* WHAT NEEDS TO BE DONE: The data below must be copied in full and without any change.

>> start RECORD SET

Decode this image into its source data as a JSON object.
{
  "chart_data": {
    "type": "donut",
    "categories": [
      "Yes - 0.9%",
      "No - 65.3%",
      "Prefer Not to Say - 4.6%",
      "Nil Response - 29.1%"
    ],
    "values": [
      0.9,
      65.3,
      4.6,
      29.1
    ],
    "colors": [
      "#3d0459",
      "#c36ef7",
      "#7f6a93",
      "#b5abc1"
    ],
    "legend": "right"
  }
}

>> end RECORD SET

* WRITTEN ANSWER:
Decode this image into its source data as a JSON object.
{
  "chart_data": {
    "type": "donut",
    "categories": [
      "Yes - 0.9%",
      "No - 65.3%",
      "Prefer Not to Say - 4.6%",
      "Nil Response - 29.1%"
    ],
    "values": [
      0.9,
      65.3,
      4.6,
      29.1
    ],
    "colors": [
      "#3d0459",
      "#c36ef7",
      "#7f6a93",
      "#b5abc1"
    ],
    "legend": "right"
  }
}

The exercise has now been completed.